__SOURCE MATERIAL__.
-- -- --
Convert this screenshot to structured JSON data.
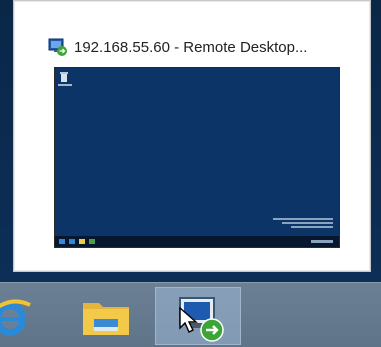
{
  "preview": {
    "title": "192.168.55.60 - Remote Desktop...",
    "icon": "remote-desktop-icon"
  },
  "taskbar": {
    "items": [
      {
        "name": "Internet Explorer",
        "icon": "ie-icon",
        "active": false
      },
      {
        "name": "File Explorer",
        "icon": "folder-icon",
        "active": false
      },
      {
        "name": "Remote Desktop Connection",
        "icon": "remote-desktop-icon",
        "active": true
      }
    ]
  },
  "colors": {
    "desktop": "#0c3466",
    "taskbar": "#647890",
    "ie_blue": "#2a8ad8",
    "folder_yellow": "#f3c94a"
  }
}
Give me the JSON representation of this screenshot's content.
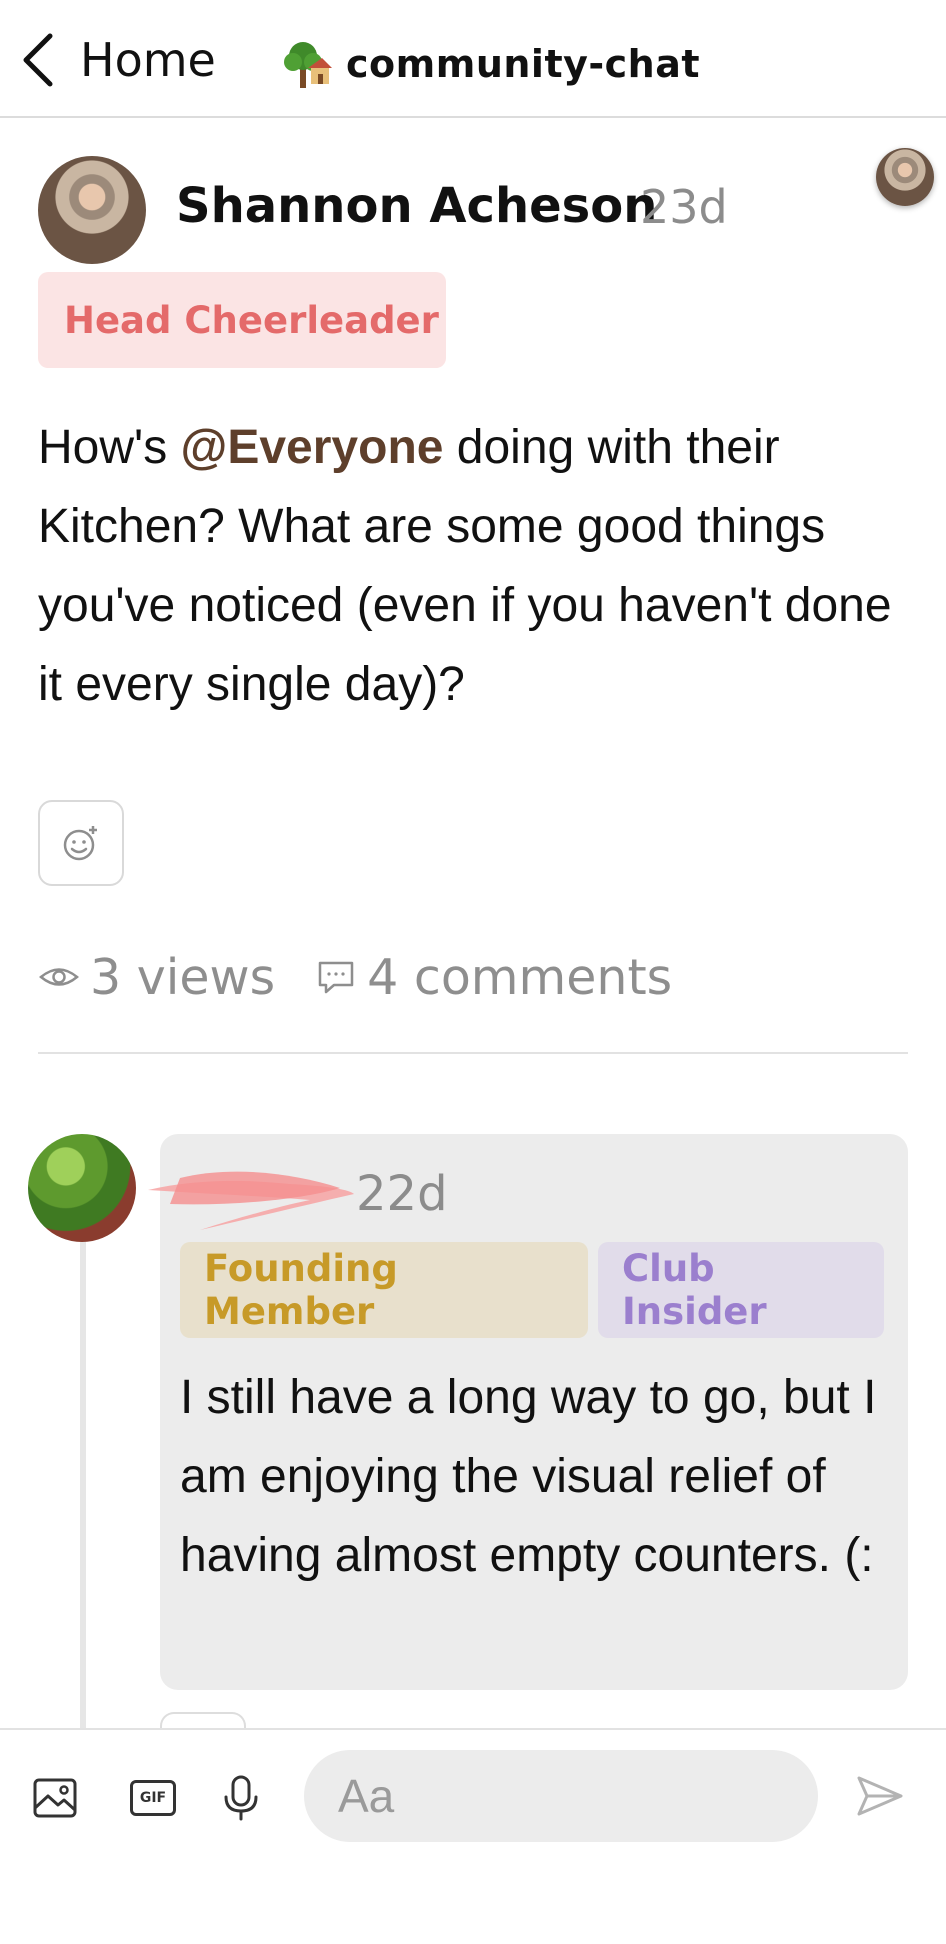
{
  "header": {
    "back_label": "Home",
    "channel_name": "community-chat",
    "channel_icon": "tree-house-emoji"
  },
  "post": {
    "author_name": "Shannon Acheson",
    "time_ago": "23d",
    "role_badge": "Head Cheerleader",
    "body_before_mention": "How's ",
    "mention": "@Everyone",
    "body_after_mention": " doing with their Kitchen? What are some good things you've noticed (even if you haven't done it every single day)?",
    "views": "3 views",
    "comments": "4 comments"
  },
  "comment": {
    "author_name": "",
    "time_ago": "22d",
    "badges": [
      "Founding Member",
      "Club Insider"
    ],
    "body": "I still have a long way to go, but I am enjoying the visual relief of having almost empty counters.  (:"
  },
  "composer": {
    "placeholder": "Aa"
  },
  "colors": {
    "role_badge_bg": "#fbe4e4",
    "role_badge_text": "#e46a6a",
    "founding_bg": "#e8e0cc",
    "founding_text": "#c79a28",
    "insider_bg": "#e1dcea",
    "insider_text": "#9b7fce",
    "mention": "#5e3f2b",
    "muted": "#8c8c8c"
  }
}
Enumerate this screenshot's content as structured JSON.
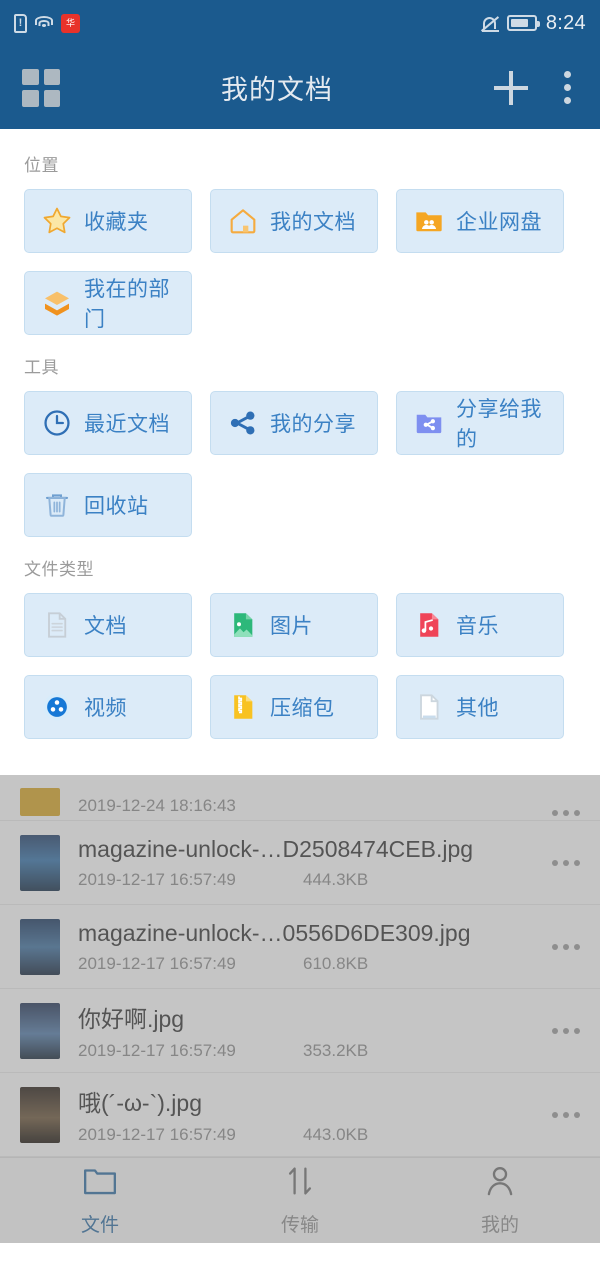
{
  "status_bar": {
    "time": "8:24",
    "icons": [
      "sim-alert-icon",
      "wifi-icon",
      "huawei-badge-icon",
      "silent-bell-icon",
      "battery-icon"
    ],
    "huawei_mark": "华"
  },
  "app_bar": {
    "title": "我的文档",
    "grid_icon": "grid-menu-icon",
    "add_icon": "plus-icon",
    "overflow_icon": "more-vertical-icon"
  },
  "panel": {
    "sections": [
      {
        "label": "位置",
        "items": [
          {
            "label": "收藏夹",
            "icon": "star-icon"
          },
          {
            "label": "我的文档",
            "icon": "home-icon"
          },
          {
            "label": "企业网盘",
            "icon": "team-folder-icon"
          },
          {
            "label": "我在的部门",
            "icon": "layers-icon"
          }
        ]
      },
      {
        "label": "工具",
        "items": [
          {
            "label": "最近文档",
            "icon": "clock-icon"
          },
          {
            "label": "我的分享",
            "icon": "share-nodes-icon"
          },
          {
            "label": "分享给我的",
            "icon": "shared-folder-icon"
          },
          {
            "label": "回收站",
            "icon": "trash-icon"
          }
        ]
      },
      {
        "label": "文件类型",
        "items": [
          {
            "label": "文档",
            "icon": "document-icon"
          },
          {
            "label": "图片",
            "icon": "image-file-icon"
          },
          {
            "label": "音乐",
            "icon": "music-file-icon"
          },
          {
            "label": "视频",
            "icon": "video-reel-icon"
          },
          {
            "label": "压缩包",
            "icon": "zip-file-icon"
          },
          {
            "label": "其他",
            "icon": "blank-file-icon"
          }
        ]
      }
    ]
  },
  "file_list": {
    "partial_row": {
      "date": "2019-12-24 18:16:43"
    },
    "rows": [
      {
        "name": "magazine-unlock-…D2508474CEB.jpg",
        "date": "2019-12-17 16:57:49",
        "size": "444.3KB"
      },
      {
        "name": "magazine-unlock-…0556D6DE309.jpg",
        "date": "2019-12-17 16:57:49",
        "size": "610.8KB"
      },
      {
        "name": "你好啊.jpg",
        "date": "2019-12-17 16:57:49",
        "size": "353.2KB"
      },
      {
        "name": "哦(´-ω-`).jpg",
        "date": "2019-12-17 16:57:49",
        "size": "443.0KB"
      }
    ]
  },
  "bottom_nav": {
    "items": [
      {
        "label": "文件",
        "icon": "folder-icon",
        "active": true
      },
      {
        "label": "传输",
        "icon": "transfer-arrows-icon",
        "active": false
      },
      {
        "label": "我的",
        "icon": "person-icon",
        "active": false
      }
    ]
  },
  "colors": {
    "header_blue": "#1b5a8e",
    "chip_bg": "#dcebf8",
    "chip_border": "#c4ddf0",
    "chip_text": "#3b81c4",
    "accent_orange": "#f5a623",
    "active_nav": "#2b6ca3"
  }
}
-- -- --
__WHAT THIS TASK INVOLVES__. Reproduce each line of the material containing the word "size".

__WRITTEN REPLY__.
        "size": "444.3KB"
        "size": "610.8KB"
        "size": "353.2KB"
        "size": "443.0KB"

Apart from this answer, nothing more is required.